:: Reading passage ::
>>>>>
Thus, there would be at most minimal increases in activities at such airports.

Only a nominal, insignificant increase in personal vehicle trips per day to or from each of these local airports would occur due to these aircraft using other airports.  This small increase in vehicle trips to other local airports would not result in significant traffic impacts.

 

Safety

It is anticipated that the increased buffer between the runway and adjacent residential areas, addition of FAA-compliant RSAs of at least 300 feet, elimination of non-compliant taxing operations, and 44% reduction in jet aircraft would substantially reduce safety hazards for people residing or working near the Project area. These changes, which will bring the Airport into compliance with federal safety and design requirements, will also improve aviation safety. Limited closures and construction best management practices would be implemented in order to maintain construction-site safety for people residing or working near the Project area during construction activities.

 

The City reviewed Appendix G to the California Environmental Quality Act (CEQA) Guidelines and determined that neither the center-aligned option nor the easterly-aligned option would adversely impact any other environmental factors listed in Appendix G. In light of these analyses, it can be determined that neither of the runway shortening options would have a significant effect on the environment and, therefore, are not subject to CEQA review pursuant to CEQA Guideline Section 15061(b)(3).

 

NEPA Compliance

Environmental documentation in compliance with NEPA applies to projects involving federal funding or federal approvals. For the proposed project, however, there is no federal funding and, as a result of the Settlement Agreement/Consent Decree, the Airport is not a federally obligated airport and there is no major federal action required for the project to proceed.  Therefore, no environmental documentation in compliance with NEPA is required for the project to proceed.

 

Navigational Aids (NAVAIDS)
<<<<<
:: Given exercise ::
Return the passage from the airport runway review word for word, starting at "It is anticipated" and ending at "during construction activities.". The material after this point is not needed.

:: Data ::
>>>>>
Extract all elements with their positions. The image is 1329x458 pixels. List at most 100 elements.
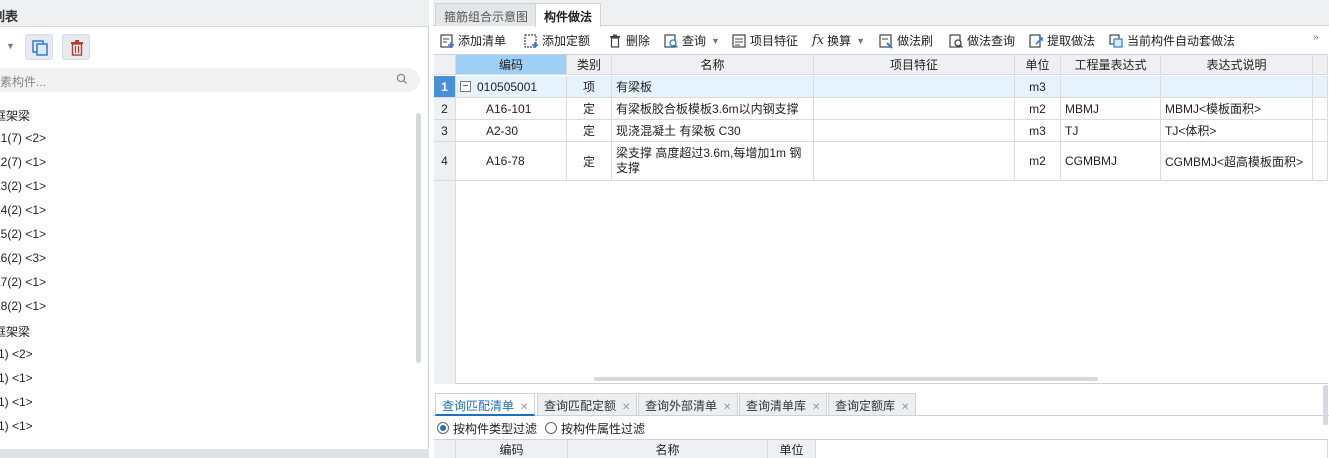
<<<<<
:: Solution for this problem ::
It is anticipated that the increased buffer between the runway and adjacent residential areas, addition of FAA-compliant RSAs of at least 300 feet, elimination of non-compliant taxing operations, and 44% reduction in jet aircraft would substantially reduce safety hazards for people residing or working near the Project area. These changes, which will bring the Airport into compliance with federal safety and design requirements, will also improve aviation safety. Limited closures and construction best management practices would be implemented in order to maintain construction-site safety for people residing or working near the Project area during construction activities.